-- WHAT IS BEING ASKED --
Which lines have the string "this"? Copy all of them from the entries below.

=====

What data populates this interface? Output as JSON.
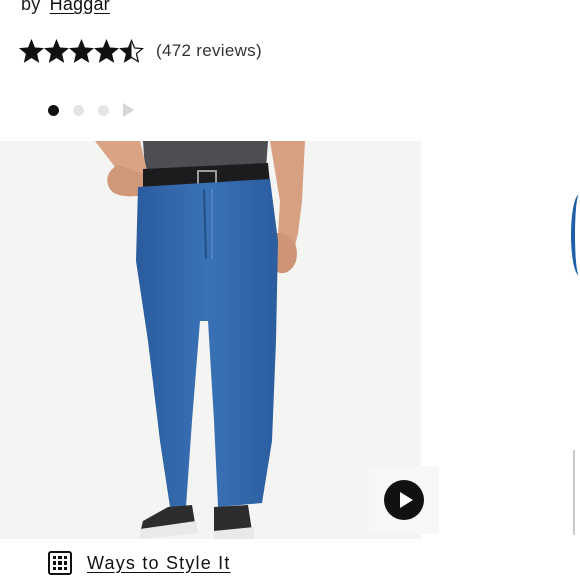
{
  "product": {
    "by_prefix": "by",
    "brand": "Haggar"
  },
  "rating": {
    "value": 4.5,
    "max": 5,
    "review_count_text": "(472 reviews)"
  },
  "carousel": {
    "active_index": 0,
    "dot_count": 3,
    "next_icon": "chevron-right-icon"
  },
  "media": {
    "video_icon": "play-icon"
  },
  "style_link": {
    "icon": "grid-icon",
    "label": "Ways to Style It"
  },
  "colors": {
    "accent": "#111111",
    "denim": "#2f63a6",
    "image_background": "#f4f4f2"
  }
}
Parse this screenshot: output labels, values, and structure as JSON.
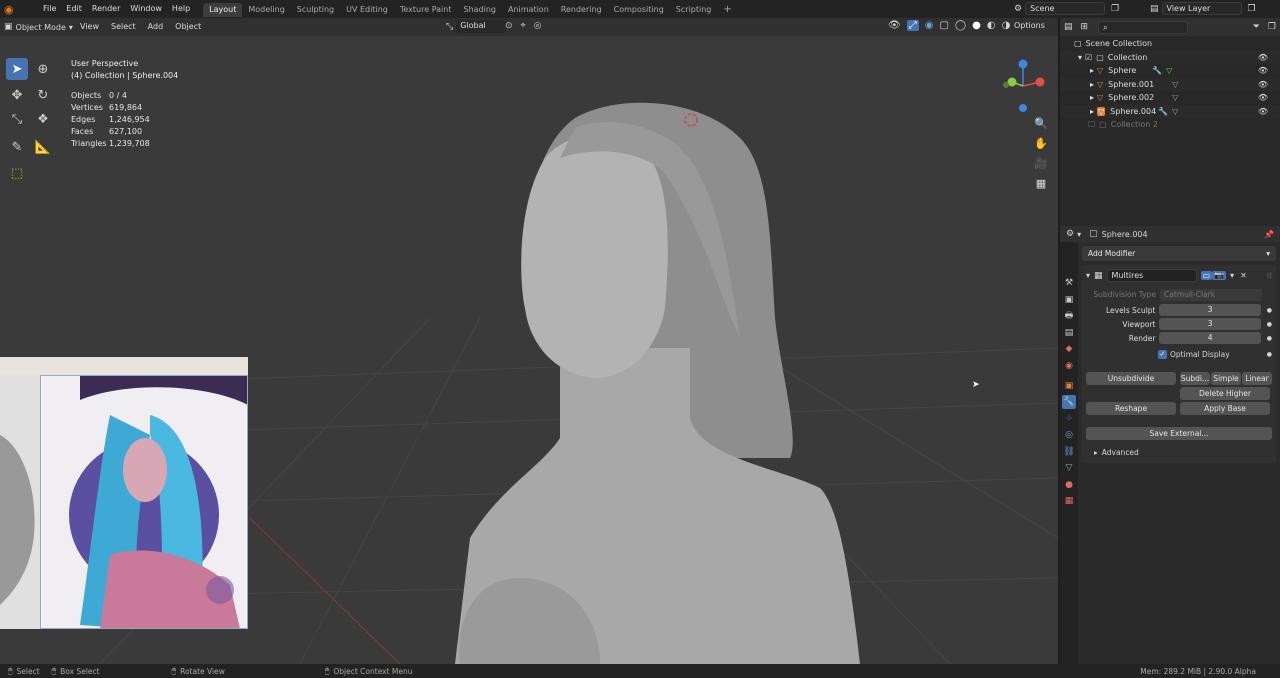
{
  "topbar": {
    "menus": [
      "File",
      "Edit",
      "Render",
      "Window",
      "Help"
    ],
    "workspaces": [
      "Layout",
      "Modeling",
      "Sculpting",
      "UV Editing",
      "Texture Paint",
      "Shading",
      "Animation",
      "Rendering",
      "Compositing",
      "Scripting"
    ],
    "active_workspace": "Layout",
    "add_tab": "+",
    "scene": "Scene",
    "view_layer": "View Layer"
  },
  "viewport": {
    "mode": "Object Mode",
    "menus": [
      "View",
      "Select",
      "Add",
      "Object"
    ],
    "orientation": "Global",
    "options": "Options",
    "perspective": "User Perspective",
    "collection_info": "(4) Collection | Sphere.004",
    "stats": [
      {
        "label": "Objects",
        "value": "0 / 4"
      },
      {
        "label": "Vertices",
        "value": "619,864"
      },
      {
        "label": "Edges",
        "value": "1,246,954"
      },
      {
        "label": "Faces",
        "value": "627,100"
      },
      {
        "label": "Triangles",
        "value": "1,239,708"
      }
    ],
    "gizmo_axes": {
      "x": "#e84a4a",
      "y": "#8acb4a",
      "z": "#3f86e0"
    }
  },
  "outliner": {
    "scene_collection": "Scene Collection",
    "collection": "Collection",
    "objects": [
      "Sphere",
      "Sphere.001",
      "Sphere.002",
      "Sphere.004"
    ],
    "collection2": "Collection 2"
  },
  "properties": {
    "object_name": "Sphere.004",
    "add_modifier": "Add Modifier",
    "modifier_name": "Multires",
    "subdivision_type_label": "Subdivision Type",
    "subdivision_type_value": "Catmull-Clark",
    "levels_sculpt_label": "Levels Sculpt",
    "levels_sculpt": "3",
    "viewport_label": "Viewport",
    "viewport": "3",
    "render_label": "Render",
    "render": "4",
    "optimal_display": "Optimal Display",
    "unsubdivide": "Unsubdivide",
    "subdivide": "Subdi...",
    "simple": "Simple",
    "linear": "Linear",
    "delete_higher": "Delete Higher",
    "reshape": "Reshape",
    "apply_base": "Apply Base",
    "save_external": "Save External...",
    "advanced": "Advanced"
  },
  "statusbar": {
    "select": "Select",
    "box_select": "Box Select",
    "rotate_view": "Rotate View",
    "context_menu": "Object Context Menu",
    "memory": "Mem: 289.2 MiB | 2.90.0 Alpha"
  },
  "colors": {
    "accent": "#4772b3",
    "object_orange": "#e0823a",
    "mesh_green": "#68c466"
  }
}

=====

-- RESPONSE --
What data populates this interface? Output as JSON.
Parse this screenshot: output labels, values, and structure as JSON.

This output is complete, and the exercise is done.